[Extracted records]
....................
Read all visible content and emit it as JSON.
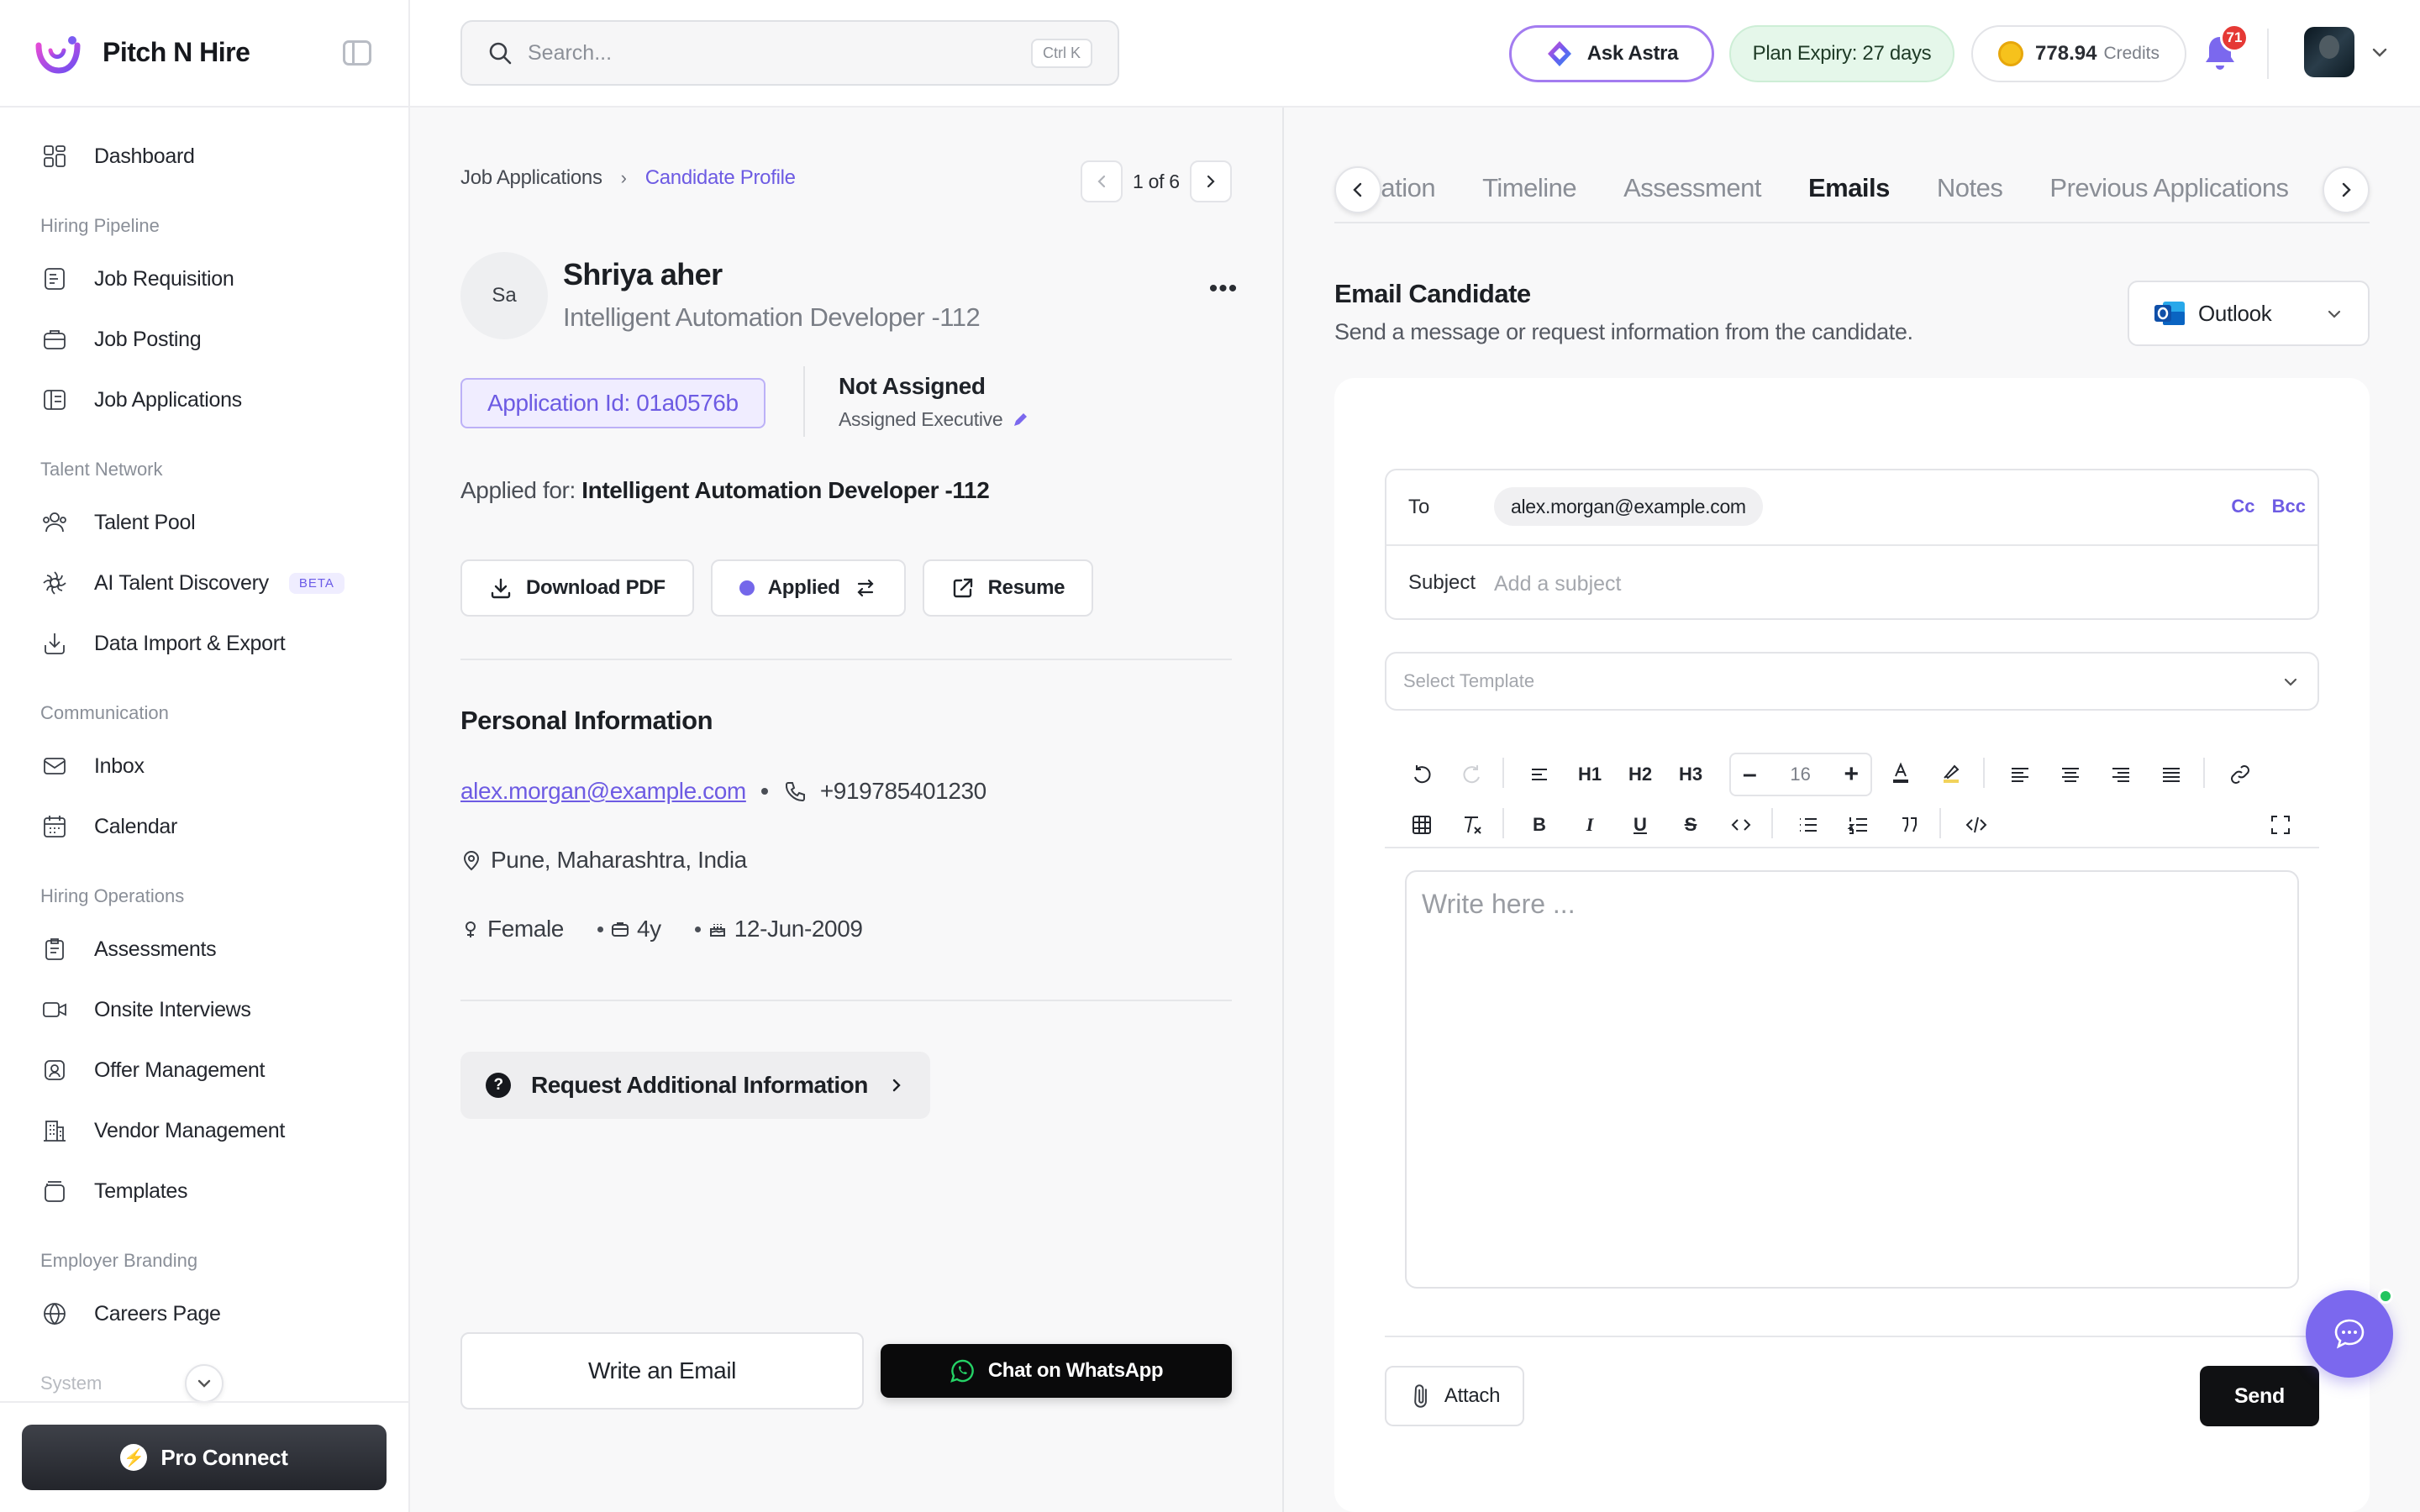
{
  "brand": {
    "name": "Pitch N Hire"
  },
  "sidebar": {
    "dashboard": "Dashboard",
    "sections": {
      "hiring_pipeline": "Hiring Pipeline",
      "talent_network": "Talent Network",
      "communication": "Communication",
      "hiring_operations": "Hiring Operations",
      "employer_branding": "Employer Branding",
      "system": "System"
    },
    "items": {
      "job_requisition": "Job Requisition",
      "job_posting": "Job Posting",
      "job_applications": "Job Applications",
      "talent_pool": "Talent Pool",
      "ai_talent_discovery": "AI Talent Discovery",
      "ai_badge": "BETA",
      "data_import_export": "Data Import & Export",
      "inbox": "Inbox",
      "calendar": "Calendar",
      "assessments": "Assessments",
      "onsite_interviews": "Onsite Interviews",
      "offer_management": "Offer Management",
      "vendor_management": "Vendor Management",
      "templates": "Templates",
      "careers_page": "Careers Page"
    },
    "pro_connect": "Pro Connect"
  },
  "topbar": {
    "search_placeholder": "Search...",
    "search_shortcut": "Ctrl K",
    "ask_astra": "Ask Astra",
    "plan_expiry": "Plan Expiry: 27 days",
    "credits_value": "778.94",
    "credits_label": "Credits",
    "notification_count": "71"
  },
  "breadcrumb": {
    "parent": "Job Applications",
    "current": "Candidate Profile"
  },
  "pager": {
    "text": "1 of 6"
  },
  "candidate": {
    "initials": "Sa",
    "name": "Shriya aher",
    "role": "Intelligent Automation Developer -112",
    "application_id": "Application Id: 01a0576b",
    "assigned_status": "Not Assigned",
    "assigned_label": "Assigned Executive",
    "applied_for_label": "Applied for:",
    "applied_for_value": "Intelligent Automation Developer -112"
  },
  "actions": {
    "download_pdf": "Download PDF",
    "status": "Applied",
    "resume": "Resume"
  },
  "personal": {
    "title": "Personal Information",
    "email": "alex.morgan@example.com",
    "phone": "+919785401230",
    "location": "Pune, Maharashtra, India",
    "gender": "Female",
    "experience": "4y",
    "dob": "12-Jun-2009"
  },
  "request_info": "Request Additional Information",
  "footer_actions": {
    "write_email": "Write an Email",
    "whatsapp": "Chat on WhatsApp"
  },
  "tabs": [
    "ication",
    "Timeline",
    "Assessment",
    "Emails",
    "Notes",
    "Previous Applications"
  ],
  "active_tab": "Emails",
  "email": {
    "title": "Email Candidate",
    "subtitle": "Send a message or request information from the candidate.",
    "provider": "Outlook",
    "to_label": "To",
    "to_value": "alex.morgan@example.com",
    "cc": "Cc",
    "bcc": "Bcc",
    "subject_label": "Subject",
    "subject_placeholder": "Add a subject",
    "template_placeholder": "Select Template",
    "font_size": "16",
    "body_placeholder": "Write here ...",
    "attach": "Attach",
    "send": "Send"
  },
  "toolbar_labels": {
    "h1": "H1",
    "h2": "H2",
    "h3": "H3",
    "bold": "B",
    "italic": "I",
    "underline": "U",
    "strike": "S"
  },
  "colors": {
    "accent": "#6d5be3",
    "fab": "#7b68ee",
    "badge": "#e53935",
    "online": "#22c55e"
  }
}
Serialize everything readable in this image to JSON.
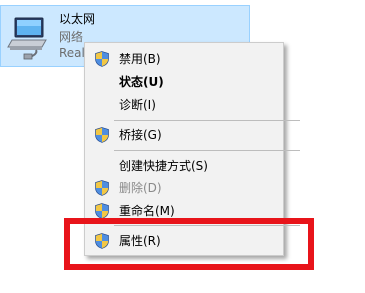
{
  "adapter": {
    "name": "以太网",
    "status": "网络",
    "device": "Real",
    "icon": "network-adapter-icon"
  },
  "context_menu": {
    "items": [
      {
        "label": "禁用(B)",
        "icon": "uac-shield-icon",
        "bold": false,
        "disabled": false
      },
      {
        "label": "状态(U)",
        "icon": null,
        "bold": true,
        "disabled": false
      },
      {
        "label": "诊断(I)",
        "icon": null,
        "bold": false,
        "disabled": false
      },
      {
        "label": "桥接(G)",
        "icon": "uac-shield-icon",
        "bold": false,
        "disabled": false
      },
      {
        "label": "创建快捷方式(S)",
        "icon": null,
        "bold": false,
        "disabled": false
      },
      {
        "label": "删除(D)",
        "icon": "uac-shield-icon",
        "bold": false,
        "disabled": true
      },
      {
        "label": "重命名(M)",
        "icon": "uac-shield-icon",
        "bold": false,
        "disabled": false
      },
      {
        "label": "属性(R)",
        "icon": "uac-shield-icon",
        "bold": false,
        "disabled": false
      }
    ]
  },
  "colors": {
    "selection_background": "#cce8ff",
    "menu_background": "#f2f2f2",
    "annotation_box": "#e8141a"
  }
}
....................
Make an exact copy of the lines of the records from the line containing "Serialize everything readable" through the final line, both ends included, but not of the pictures.

Serialize everything readable in this image to JSON.
{
  "adapter": {
    "name": "以太网",
    "status": "网络",
    "device": "Real",
    "icon": "network-adapter-icon"
  },
  "context_menu": {
    "items": [
      {
        "label": "禁用(B)",
        "icon": "uac-shield-icon",
        "bold": false,
        "disabled": false
      },
      {
        "label": "状态(U)",
        "icon": null,
        "bold": true,
        "disabled": false
      },
      {
        "label": "诊断(I)",
        "icon": null,
        "bold": false,
        "disabled": false
      },
      {
        "label": "桥接(G)",
        "icon": "uac-shield-icon",
        "bold": false,
        "disabled": false
      },
      {
        "label": "创建快捷方式(S)",
        "icon": null,
        "bold": false,
        "disabled": false
      },
      {
        "label": "删除(D)",
        "icon": "uac-shield-icon",
        "bold": false,
        "disabled": true
      },
      {
        "label": "重命名(M)",
        "icon": "uac-shield-icon",
        "bold": false,
        "disabled": false
      },
      {
        "label": "属性(R)",
        "icon": "uac-shield-icon",
        "bold": false,
        "disabled": false
      }
    ]
  },
  "colors": {
    "selection_background": "#cce8ff",
    "menu_background": "#f2f2f2",
    "annotation_box": "#e8141a"
  }
}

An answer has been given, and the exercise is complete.